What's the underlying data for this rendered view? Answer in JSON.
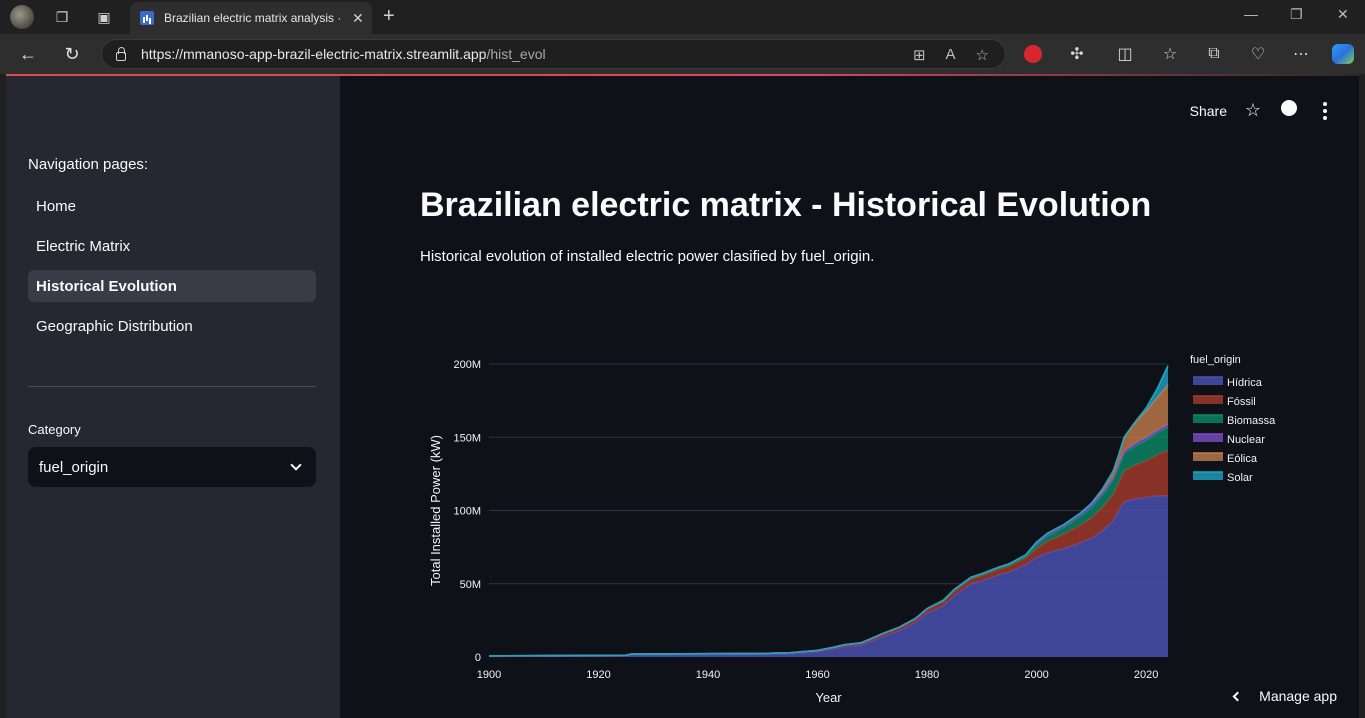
{
  "browser": {
    "tab_title": "Brazilian electric matrix analysis · Streamlit",
    "url_host": "https://mmanoso-app-brazil-electric-matrix.streamlit.app",
    "url_path": "/hist_evol"
  },
  "sidebar": {
    "nav_heading": "Navigation pages:",
    "nav_items": [
      "Home",
      "Electric Matrix",
      "Historical Evolution",
      "Geographic Distribution"
    ],
    "active_item": "Historical Evolution",
    "category_label": "Category",
    "category_value": "fuel_origin"
  },
  "toolbar": {
    "share_label": "Share"
  },
  "main": {
    "title": "Brazilian electric matrix - Historical Evolution",
    "subtitle": "Historical evolution of installed electric power clasified by fuel_origin."
  },
  "manage_app": "Manage app",
  "chart_data": {
    "type": "area",
    "stacked": true,
    "xlabel": "Year",
    "ylabel": "Total Installed Power (kW)",
    "xlim": [
      1900,
      2024
    ],
    "ylim": [
      0,
      200000000
    ],
    "x_ticks": [
      1900,
      1920,
      1940,
      1960,
      1980,
      2000,
      2020
    ],
    "y_ticks": [
      "0",
      "50M",
      "100M",
      "150M",
      "200M"
    ],
    "y_tick_values": [
      0,
      50000000,
      100000000,
      150000000,
      200000000
    ],
    "grid": true,
    "legend_title": "fuel_origin",
    "legend_position": "right",
    "x": [
      1900,
      1925,
      1926,
      1950,
      1955,
      1960,
      1963,
      1965,
      1968,
      1970,
      1972,
      1975,
      1978,
      1980,
      1983,
      1985,
      1988,
      1990,
      1993,
      1995,
      1998,
      2000,
      2002,
      2005,
      2008,
      2010,
      2012,
      2014,
      2015,
      2016,
      2018,
      2020,
      2022,
      2024
    ],
    "series": [
      {
        "name": "Hídrica",
        "color": "#4c52b8",
        "values": [
          0.5,
          0.8,
          1.5,
          1.8,
          2.2,
          3.5,
          5.5,
          7,
          8,
          11,
          14,
          18,
          24,
          30,
          35,
          42,
          50,
          52,
          56,
          58,
          63,
          68,
          71,
          74,
          78,
          81,
          86,
          93,
          100,
          106,
          108,
          109,
          110,
          110
        ]
      },
      {
        "name": "Fóssil",
        "color": "#a63a2c",
        "values": [
          0.2,
          0.3,
          0.4,
          0.5,
          0.6,
          0.8,
          1,
          1.2,
          1.4,
          1.6,
          1.8,
          2,
          2.2,
          2.5,
          2.7,
          3,
          3.2,
          3.5,
          3.8,
          4,
          4.5,
          6,
          8,
          10,
          12,
          14,
          16,
          18,
          19,
          21,
          23,
          25,
          28,
          31
        ]
      },
      {
        "name": "Biomassa",
        "color": "#0b8b68",
        "values": [
          0.1,
          0.1,
          0.1,
          0.1,
          0.1,
          0.2,
          0.2,
          0.2,
          0.3,
          0.3,
          0.3,
          0.4,
          0.4,
          0.5,
          0.5,
          0.6,
          0.6,
          0.7,
          0.8,
          1,
          1.5,
          2.5,
          3.5,
          4.5,
          6,
          7,
          8.5,
          10,
          11,
          12,
          13,
          14,
          15,
          16
        ]
      },
      {
        "name": "Nuclear",
        "color": "#7a4fc8",
        "values": [
          0,
          0,
          0,
          0,
          0,
          0,
          0,
          0,
          0,
          0,
          0,
          0,
          0,
          0,
          0.6,
          0.6,
          0.6,
          0.6,
          0.6,
          0.6,
          0.6,
          1.9,
          1.9,
          1.9,
          1.9,
          1.9,
          1.9,
          1.9,
          1.9,
          1.9,
          1.9,
          1.9,
          1.9,
          1.9
        ]
      },
      {
        "name": "Eólica",
        "color": "#c47d4a",
        "values": [
          0,
          0,
          0,
          0,
          0,
          0,
          0,
          0,
          0,
          0,
          0,
          0,
          0,
          0,
          0,
          0,
          0,
          0,
          0,
          0,
          0,
          0,
          0,
          0,
          0.3,
          0.9,
          2,
          4,
          6,
          9,
          14,
          18,
          22,
          27
        ]
      },
      {
        "name": "Solar",
        "color": "#1fa2c4",
        "values": [
          0,
          0,
          0,
          0,
          0,
          0,
          0,
          0,
          0,
          0,
          0,
          0,
          0,
          0,
          0,
          0,
          0,
          0,
          0,
          0,
          0,
          0,
          0,
          0,
          0,
          0,
          0,
          0,
          0.1,
          0.2,
          0.6,
          2,
          6,
          13
        ]
      }
    ],
    "value_unit_scale": 1000000
  }
}
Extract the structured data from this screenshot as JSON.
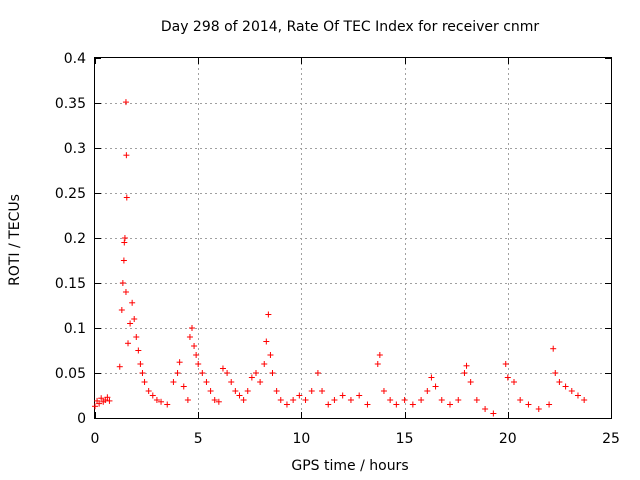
{
  "chart_data": {
    "type": "scatter",
    "title": "Day 298 of 2014, Rate Of TEC Index for receiver cnmr",
    "xlabel": "GPS time / hours",
    "ylabel": "ROTI / TECUs",
    "xlim": [
      0,
      25
    ],
    "ylim": [
      0,
      0.4
    ],
    "xticks": [
      0,
      5,
      10,
      15,
      20,
      25
    ],
    "xtick_labels": [
      "0",
      "5",
      "10",
      "15",
      "20",
      "25"
    ],
    "yticks": [
      0,
      0.05,
      0.1,
      0.15,
      0.2,
      0.25,
      0.3,
      0.35,
      0.4
    ],
    "ytick_labels": [
      "0",
      "0.05",
      "0.1",
      "0.15",
      "0.2",
      "0.25",
      "0.3",
      "0.35",
      "0.4"
    ],
    "grid": true,
    "marker": "+",
    "series": [
      {
        "name": "ROTI",
        "color": "#ff0000",
        "points": [
          [
            0.0,
            0.013
          ],
          [
            0.1,
            0.019
          ],
          [
            0.2,
            0.016
          ],
          [
            0.3,
            0.022
          ],
          [
            0.4,
            0.018
          ],
          [
            0.5,
            0.02
          ],
          [
            0.6,
            0.023
          ],
          [
            0.7,
            0.019
          ],
          [
            1.2,
            0.057
          ],
          [
            1.3,
            0.12
          ],
          [
            1.35,
            0.15
          ],
          [
            1.4,
            0.175
          ],
          [
            1.42,
            0.195
          ],
          [
            1.45,
            0.2
          ],
          [
            1.5,
            0.14
          ],
          [
            1.5,
            0.351
          ],
          [
            1.52,
            0.292
          ],
          [
            1.54,
            0.245
          ],
          [
            1.6,
            0.083
          ],
          [
            1.7,
            0.105
          ],
          [
            1.8,
            0.128
          ],
          [
            1.9,
            0.11
          ],
          [
            2.0,
            0.09
          ],
          [
            2.1,
            0.075
          ],
          [
            2.2,
            0.06
          ],
          [
            2.3,
            0.05
          ],
          [
            2.4,
            0.04
          ],
          [
            2.6,
            0.03
          ],
          [
            2.8,
            0.025
          ],
          [
            3.0,
            0.02
          ],
          [
            3.2,
            0.018
          ],
          [
            3.5,
            0.015
          ],
          [
            3.8,
            0.04
          ],
          [
            4.0,
            0.05
          ],
          [
            4.1,
            0.062
          ],
          [
            4.3,
            0.035
          ],
          [
            4.5,
            0.02
          ],
          [
            4.6,
            0.09
          ],
          [
            4.7,
            0.1
          ],
          [
            4.8,
            0.08
          ],
          [
            4.9,
            0.07
          ],
          [
            5.0,
            0.06
          ],
          [
            5.2,
            0.05
          ],
          [
            5.4,
            0.04
          ],
          [
            5.6,
            0.03
          ],
          [
            5.8,
            0.02
          ],
          [
            6.0,
            0.018
          ],
          [
            6.2,
            0.055
          ],
          [
            6.4,
            0.05
          ],
          [
            6.6,
            0.04
          ],
          [
            6.8,
            0.03
          ],
          [
            7.0,
            0.025
          ],
          [
            7.2,
            0.02
          ],
          [
            7.4,
            0.03
          ],
          [
            7.6,
            0.045
          ],
          [
            7.8,
            0.05
          ],
          [
            8.0,
            0.04
          ],
          [
            8.2,
            0.06
          ],
          [
            8.3,
            0.085
          ],
          [
            8.4,
            0.115
          ],
          [
            8.5,
            0.07
          ],
          [
            8.6,
            0.05
          ],
          [
            8.8,
            0.03
          ],
          [
            9.0,
            0.02
          ],
          [
            9.3,
            0.015
          ],
          [
            9.6,
            0.02
          ],
          [
            9.9,
            0.025
          ],
          [
            10.2,
            0.02
          ],
          [
            10.5,
            0.03
          ],
          [
            10.8,
            0.05
          ],
          [
            11.0,
            0.03
          ],
          [
            11.3,
            0.015
          ],
          [
            11.6,
            0.02
          ],
          [
            12.0,
            0.025
          ],
          [
            12.4,
            0.02
          ],
          [
            12.8,
            0.025
          ],
          [
            13.2,
            0.015
          ],
          [
            13.7,
            0.06
          ],
          [
            13.8,
            0.07
          ],
          [
            14.0,
            0.03
          ],
          [
            14.3,
            0.02
          ],
          [
            14.6,
            0.015
          ],
          [
            15.0,
            0.02
          ],
          [
            15.4,
            0.015
          ],
          [
            15.8,
            0.02
          ],
          [
            16.1,
            0.03
          ],
          [
            16.3,
            0.045
          ],
          [
            16.5,
            0.035
          ],
          [
            16.8,
            0.02
          ],
          [
            17.2,
            0.015
          ],
          [
            17.6,
            0.02
          ],
          [
            17.9,
            0.05
          ],
          [
            18.0,
            0.058
          ],
          [
            18.2,
            0.04
          ],
          [
            18.5,
            0.02
          ],
          [
            18.9,
            0.01
          ],
          [
            19.3,
            0.005
          ],
          [
            19.9,
            0.06
          ],
          [
            20.0,
            0.045
          ],
          [
            20.3,
            0.04
          ],
          [
            20.6,
            0.02
          ],
          [
            21.0,
            0.015
          ],
          [
            21.5,
            0.01
          ],
          [
            22.0,
            0.015
          ],
          [
            22.2,
            0.077
          ],
          [
            22.3,
            0.05
          ],
          [
            22.5,
            0.04
          ],
          [
            22.8,
            0.035
          ],
          [
            23.1,
            0.03
          ],
          [
            23.4,
            0.025
          ],
          [
            23.7,
            0.02
          ]
        ]
      }
    ]
  }
}
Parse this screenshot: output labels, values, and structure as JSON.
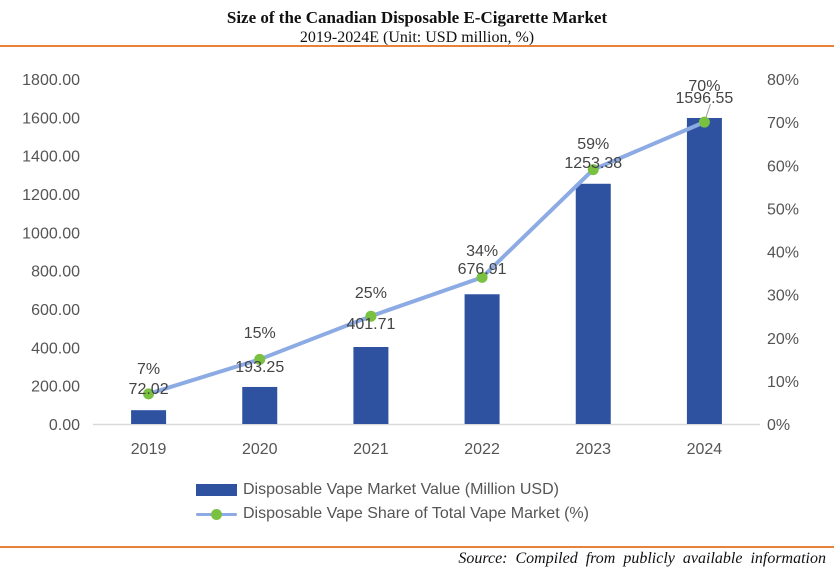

====

## Stated task
From the listing above, pick out every line containing "this".

## Final answer
What's the underlying data for this rendered view? Answer in JSON.
Extract the structured data from this screenshot as JSON.
Parse this screenshot: output labels, values, and structure as JSON.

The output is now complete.